■ EXCERPTED RECORDS ■
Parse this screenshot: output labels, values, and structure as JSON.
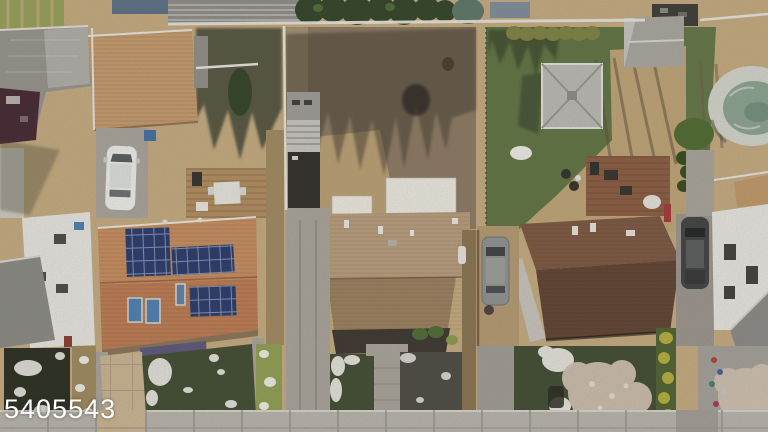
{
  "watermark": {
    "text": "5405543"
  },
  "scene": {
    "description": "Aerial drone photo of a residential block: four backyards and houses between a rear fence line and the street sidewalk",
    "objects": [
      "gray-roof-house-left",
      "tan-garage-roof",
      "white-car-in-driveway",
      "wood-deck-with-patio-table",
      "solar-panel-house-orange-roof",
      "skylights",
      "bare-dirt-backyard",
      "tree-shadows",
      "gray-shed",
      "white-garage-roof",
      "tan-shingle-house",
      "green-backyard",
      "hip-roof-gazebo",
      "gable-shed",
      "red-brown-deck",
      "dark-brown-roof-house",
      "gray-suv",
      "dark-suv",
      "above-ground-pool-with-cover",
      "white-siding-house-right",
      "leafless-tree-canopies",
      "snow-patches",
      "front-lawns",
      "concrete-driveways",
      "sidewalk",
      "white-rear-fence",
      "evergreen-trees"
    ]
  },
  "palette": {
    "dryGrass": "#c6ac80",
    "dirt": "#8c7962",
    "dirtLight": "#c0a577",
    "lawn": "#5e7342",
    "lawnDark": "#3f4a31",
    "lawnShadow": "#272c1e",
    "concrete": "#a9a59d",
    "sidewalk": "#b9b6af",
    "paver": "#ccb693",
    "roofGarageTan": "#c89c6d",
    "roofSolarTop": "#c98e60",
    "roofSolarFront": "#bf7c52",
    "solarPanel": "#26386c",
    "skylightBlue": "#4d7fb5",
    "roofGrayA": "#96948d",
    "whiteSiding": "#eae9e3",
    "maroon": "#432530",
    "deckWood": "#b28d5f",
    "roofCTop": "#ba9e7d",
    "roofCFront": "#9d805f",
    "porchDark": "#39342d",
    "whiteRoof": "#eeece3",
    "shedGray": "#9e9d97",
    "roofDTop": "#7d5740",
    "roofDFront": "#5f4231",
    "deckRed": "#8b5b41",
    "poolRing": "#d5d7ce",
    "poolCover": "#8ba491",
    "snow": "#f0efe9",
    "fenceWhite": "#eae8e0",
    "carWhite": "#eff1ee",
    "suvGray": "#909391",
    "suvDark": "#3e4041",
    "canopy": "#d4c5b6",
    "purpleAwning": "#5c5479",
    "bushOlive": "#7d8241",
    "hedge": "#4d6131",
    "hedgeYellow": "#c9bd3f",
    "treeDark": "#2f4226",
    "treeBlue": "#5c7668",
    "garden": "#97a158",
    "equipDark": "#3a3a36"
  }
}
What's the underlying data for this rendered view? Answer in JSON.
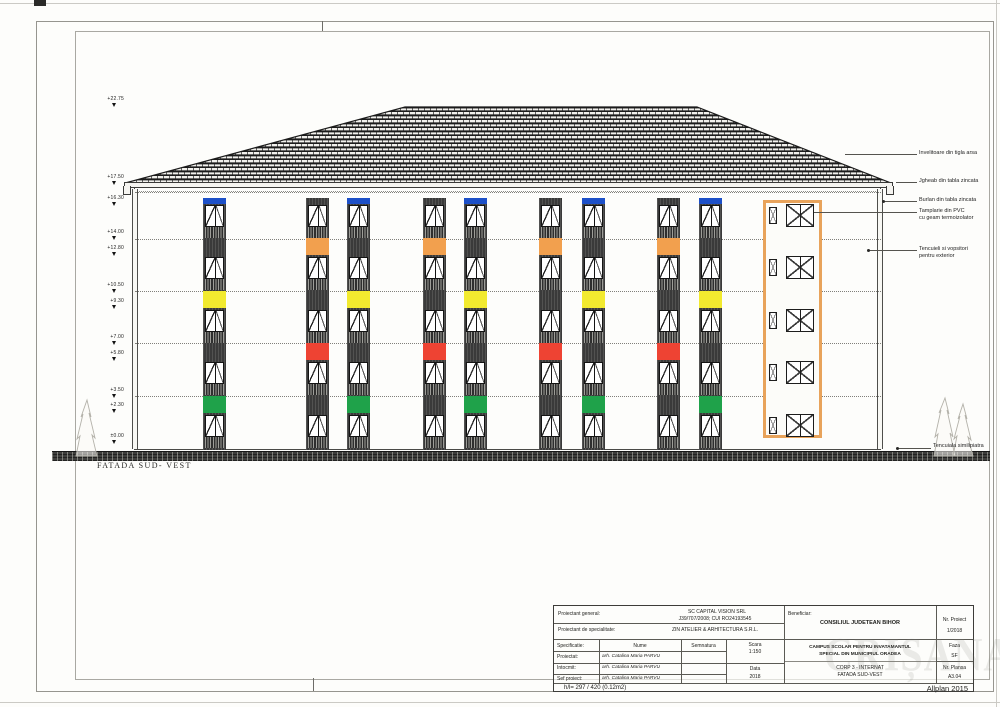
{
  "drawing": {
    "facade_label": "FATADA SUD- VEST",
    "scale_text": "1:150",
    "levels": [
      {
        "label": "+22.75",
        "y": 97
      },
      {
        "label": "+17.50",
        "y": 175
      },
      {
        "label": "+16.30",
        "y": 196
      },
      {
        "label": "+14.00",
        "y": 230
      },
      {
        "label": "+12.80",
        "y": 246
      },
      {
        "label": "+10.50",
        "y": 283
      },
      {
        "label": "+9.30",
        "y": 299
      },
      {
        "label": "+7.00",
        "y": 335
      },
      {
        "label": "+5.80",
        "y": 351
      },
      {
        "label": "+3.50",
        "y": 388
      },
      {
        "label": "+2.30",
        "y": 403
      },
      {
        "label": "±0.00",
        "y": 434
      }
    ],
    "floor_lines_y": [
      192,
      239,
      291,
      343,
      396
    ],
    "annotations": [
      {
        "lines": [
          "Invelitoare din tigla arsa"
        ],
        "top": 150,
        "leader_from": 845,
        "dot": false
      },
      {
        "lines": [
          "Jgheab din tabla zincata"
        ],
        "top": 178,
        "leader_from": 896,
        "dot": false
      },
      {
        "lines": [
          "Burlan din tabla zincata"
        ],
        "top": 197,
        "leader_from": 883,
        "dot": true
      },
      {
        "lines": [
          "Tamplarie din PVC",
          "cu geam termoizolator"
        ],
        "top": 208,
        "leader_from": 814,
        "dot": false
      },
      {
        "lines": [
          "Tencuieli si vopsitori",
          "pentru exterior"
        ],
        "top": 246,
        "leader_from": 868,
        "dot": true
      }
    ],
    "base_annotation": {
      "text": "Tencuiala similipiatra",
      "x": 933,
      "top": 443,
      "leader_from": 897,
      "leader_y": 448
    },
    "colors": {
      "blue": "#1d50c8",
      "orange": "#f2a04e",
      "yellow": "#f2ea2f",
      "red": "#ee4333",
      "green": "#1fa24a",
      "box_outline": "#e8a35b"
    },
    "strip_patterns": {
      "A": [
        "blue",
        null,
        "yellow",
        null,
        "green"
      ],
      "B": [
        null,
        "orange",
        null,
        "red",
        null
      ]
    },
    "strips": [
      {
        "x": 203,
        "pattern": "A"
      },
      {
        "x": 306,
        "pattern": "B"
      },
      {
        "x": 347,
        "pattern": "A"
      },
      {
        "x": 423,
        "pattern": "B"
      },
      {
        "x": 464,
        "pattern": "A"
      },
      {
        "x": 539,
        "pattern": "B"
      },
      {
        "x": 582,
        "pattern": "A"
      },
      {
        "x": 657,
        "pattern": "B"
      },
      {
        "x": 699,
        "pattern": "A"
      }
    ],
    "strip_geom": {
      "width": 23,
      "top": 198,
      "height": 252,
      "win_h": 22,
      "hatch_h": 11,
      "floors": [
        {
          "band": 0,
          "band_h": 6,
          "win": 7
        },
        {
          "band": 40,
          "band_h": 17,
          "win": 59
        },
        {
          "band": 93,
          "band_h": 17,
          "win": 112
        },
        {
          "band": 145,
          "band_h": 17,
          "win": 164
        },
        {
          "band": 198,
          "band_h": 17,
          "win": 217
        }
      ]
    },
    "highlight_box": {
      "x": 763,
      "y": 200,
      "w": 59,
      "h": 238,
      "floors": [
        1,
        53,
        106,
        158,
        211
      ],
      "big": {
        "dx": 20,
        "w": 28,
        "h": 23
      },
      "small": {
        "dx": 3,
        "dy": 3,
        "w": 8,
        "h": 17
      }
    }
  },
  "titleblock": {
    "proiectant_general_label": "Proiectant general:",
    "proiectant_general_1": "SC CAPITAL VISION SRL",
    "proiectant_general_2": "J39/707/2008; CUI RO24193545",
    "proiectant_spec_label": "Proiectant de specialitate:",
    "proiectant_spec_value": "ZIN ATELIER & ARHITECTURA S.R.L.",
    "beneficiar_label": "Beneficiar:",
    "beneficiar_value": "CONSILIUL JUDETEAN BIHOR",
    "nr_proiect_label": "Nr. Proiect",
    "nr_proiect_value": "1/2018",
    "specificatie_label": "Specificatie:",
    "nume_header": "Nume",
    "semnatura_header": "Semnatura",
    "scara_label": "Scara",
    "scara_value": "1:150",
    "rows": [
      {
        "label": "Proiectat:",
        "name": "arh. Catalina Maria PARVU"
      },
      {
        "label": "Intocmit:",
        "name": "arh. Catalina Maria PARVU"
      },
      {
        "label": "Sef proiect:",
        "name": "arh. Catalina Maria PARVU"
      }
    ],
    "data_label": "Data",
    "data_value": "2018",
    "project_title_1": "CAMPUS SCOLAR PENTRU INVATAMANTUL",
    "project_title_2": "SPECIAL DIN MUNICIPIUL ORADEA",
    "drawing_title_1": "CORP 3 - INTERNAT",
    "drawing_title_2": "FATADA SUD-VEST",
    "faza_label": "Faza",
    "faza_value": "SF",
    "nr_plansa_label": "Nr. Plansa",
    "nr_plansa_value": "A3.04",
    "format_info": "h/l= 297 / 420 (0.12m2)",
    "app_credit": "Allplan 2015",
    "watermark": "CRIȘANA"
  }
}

■ EXERCISE BRIEF ■
Your task is to set down the records shown above exactly, minus any pictures.

■ FINISHED ANSWER ■
Parse this screenshot: output labels, values, and structure as JSON.
{
  "watermark": {
    "text": "5405543"
  },
  "scene": {
    "description": "Aerial drone photo of a residential block: four backyards and houses between a rear fence line and the street sidewalk",
    "objects": [
      "gray-roof-house-left",
      "tan-garage-roof",
      "white-car-in-driveway",
      "wood-deck-with-patio-table",
      "solar-panel-house-orange-roof",
      "skylights",
      "bare-dirt-backyard",
      "tree-shadows",
      "gray-shed",
      "white-garage-roof",
      "tan-shingle-house",
      "green-backyard",
      "hip-roof-gazebo",
      "gable-shed",
      "red-brown-deck",
      "dark-brown-roof-house",
      "gray-suv",
      "dark-suv",
      "above-ground-pool-with-cover",
      "white-siding-house-right",
      "leafless-tree-canopies",
      "snow-patches",
      "front-lawns",
      "concrete-driveways",
      "sidewalk",
      "white-rear-fence",
      "evergreen-trees"
    ]
  },
  "palette": {
    "dryGrass": "#c6ac80",
    "dirt": "#8c7962",
    "dirtLight": "#c0a577",
    "lawn": "#5e7342",
    "lawnDark": "#3f4a31",
    "lawnShadow": "#272c1e",
    "concrete": "#a9a59d",
    "sidewalk": "#b9b6af",
    "paver": "#ccb693",
    "roofGarageTan": "#c89c6d",
    "roofSolarTop": "#c98e60",
    "roofSolarFront": "#bf7c52",
    "solarPanel": "#26386c",
    "skylightBlue": "#4d7fb5",
    "roofGrayA": "#96948d",
    "whiteSiding": "#eae9e3",
    "maroon": "#432530",
    "deckWood": "#b28d5f",
    "roofCTop": "#ba9e7d",
    "roofCFront": "#9d805f",
    "porchDark": "#39342d",
    "whiteRoof": "#eeece3",
    "shedGray": "#9e9d97",
    "roofDTop": "#7d5740",
    "roofDFront": "#5f4231",
    "deckRed": "#8b5b41",
    "poolRing": "#d5d7ce",
    "poolCover": "#8ba491",
    "snow": "#f0efe9",
    "fenceWhite": "#eae8e0",
    "carWhite": "#eff1ee",
    "suvGray": "#909391",
    "suvDark": "#3e4041",
    "canopy": "#d4c5b6",
    "purpleAwning": "#5c5479",
    "bushOlive": "#7d8241",
    "hedge": "#4d6131",
    "hedgeYellow": "#c9bd3f",
    "treeDark": "#2f4226",
    "treeBlue": "#5c7668",
    "garden": "#97a158",
    "equipDark": "#3a3a36"
  }
}
What's the underlying data for this rendered view? Answer in JSON.
{
  "drawing": {
    "facade_label": "FATADA SUD- VEST",
    "scale_text": "1:150",
    "levels": [
      {
        "label": "+22.75",
        "y": 97
      },
      {
        "label": "+17.50",
        "y": 175
      },
      {
        "label": "+16.30",
        "y": 196
      },
      {
        "label": "+14.00",
        "y": 230
      },
      {
        "label": "+12.80",
        "y": 246
      },
      {
        "label": "+10.50",
        "y": 283
      },
      {
        "label": "+9.30",
        "y": 299
      },
      {
        "label": "+7.00",
        "y": 335
      },
      {
        "label": "+5.80",
        "y": 351
      },
      {
        "label": "+3.50",
        "y": 388
      },
      {
        "label": "+2.30",
        "y": 403
      },
      {
        "label": "±0.00",
        "y": 434
      }
    ],
    "floor_lines_y": [
      192,
      239,
      291,
      343,
      396
    ],
    "annotations": [
      {
        "lines": [
          "Invelitoare din tigla arsa"
        ],
        "top": 150,
        "leader_from": 845,
        "dot": false
      },
      {
        "lines": [
          "Jgheab din tabla zincata"
        ],
        "top": 178,
        "leader_from": 896,
        "dot": false
      },
      {
        "lines": [
          "Burlan din tabla zincata"
        ],
        "top": 197,
        "leader_from": 883,
        "dot": true
      },
      {
        "lines": [
          "Tamplarie din PVC",
          "cu geam termoizolator"
        ],
        "top": 208,
        "leader_from": 814,
        "dot": false
      },
      {
        "lines": [
          "Tencuieli si vopsitori",
          "pentru exterior"
        ],
        "top": 246,
        "leader_from": 868,
        "dot": true
      }
    ],
    "base_annotation": {
      "text": "Tencuiala similipiatra",
      "x": 933,
      "top": 443,
      "leader_from": 897,
      "leader_y": 448
    },
    "colors": {
      "blue": "#1d50c8",
      "orange": "#f2a04e",
      "yellow": "#f2ea2f",
      "red": "#ee4333",
      "green": "#1fa24a",
      "box_outline": "#e8a35b"
    },
    "strip_patterns": {
      "A": [
        "blue",
        null,
        "yellow",
        null,
        "green"
      ],
      "B": [
        null,
        "orange",
        null,
        "red",
        null
      ]
    },
    "strips": [
      {
        "x": 203,
        "pattern": "A"
      },
      {
        "x": 306,
        "pattern": "B"
      },
      {
        "x": 347,
        "pattern": "A"
      },
      {
        "x": 423,
        "pattern": "B"
      },
      {
        "x": 464,
        "pattern": "A"
      },
      {
        "x": 539,
        "pattern": "B"
      },
      {
        "x": 582,
        "pattern": "A"
      },
      {
        "x": 657,
        "pattern": "B"
      },
      {
        "x": 699,
        "pattern": "A"
      }
    ],
    "strip_geom": {
      "width": 23,
      "top": 198,
      "height": 252,
      "win_h": 22,
      "hatch_h": 11,
      "floors": [
        {
          "band": 0,
          "band_h": 6,
          "win": 7
        },
        {
          "band": 40,
          "band_h": 17,
          "win": 59
        },
        {
          "band": 93,
          "band_h": 17,
          "win": 112
        },
        {
          "band": 145,
          "band_h": 17,
          "win": 164
        },
        {
          "band": 198,
          "band_h": 17,
          "win": 217
        }
      ]
    },
    "highlight_box": {
      "x": 763,
      "y": 200,
      "w": 59,
      "h": 238,
      "floors": [
        1,
        53,
        106,
        158,
        211
      ],
      "big": {
        "dx": 20,
        "w": 28,
        "h": 23
      },
      "small": {
        "dx": 3,
        "dy": 3,
        "w": 8,
        "h": 17
      }
    }
  },
  "titleblock": {
    "proiectant_general_label": "Proiectant general:",
    "proiectant_general_1": "SC CAPITAL VISION SRL",
    "proiectant_general_2": "J39/707/2008; CUI RO24193545",
    "proiectant_spec_label": "Proiectant de specialitate:",
    "proiectant_spec_value": "ZIN ATELIER & ARHITECTURA S.R.L.",
    "beneficiar_label": "Beneficiar:",
    "beneficiar_value": "CONSILIUL JUDETEAN BIHOR",
    "nr_proiect_label": "Nr. Proiect",
    "nr_proiect_value": "1/2018",
    "specificatie_label": "Specificatie:",
    "nume_header": "Nume",
    "semnatura_header": "Semnatura",
    "scara_label": "Scara",
    "scara_value": "1:150",
    "rows": [
      {
        "label": "Proiectat:",
        "name": "arh. Catalina Maria PARVU"
      },
      {
        "label": "Intocmit:",
        "name": "arh. Catalina Maria PARVU"
      },
      {
        "label": "Sef proiect:",
        "name": "arh. Catalina Maria PARVU"
      }
    ],
    "data_label": "Data",
    "data_value": "2018",
    "project_title_1": "CAMPUS SCOLAR PENTRU INVATAMANTUL",
    "project_title_2": "SPECIAL DIN MUNICIPIUL ORADEA",
    "drawing_title_1": "CORP 3 - INTERNAT",
    "drawing_title_2": "FATADA SUD-VEST",
    "faza_label": "Faza",
    "faza_value": "SF",
    "nr_plansa_label": "Nr. Plansa",
    "nr_plansa_value": "A3.04",
    "format_info": "h/l= 297 / 420 (0.12m2)",
    "app_credit": "Allplan 2015",
    "watermark": "CRIȘANA"
  }
}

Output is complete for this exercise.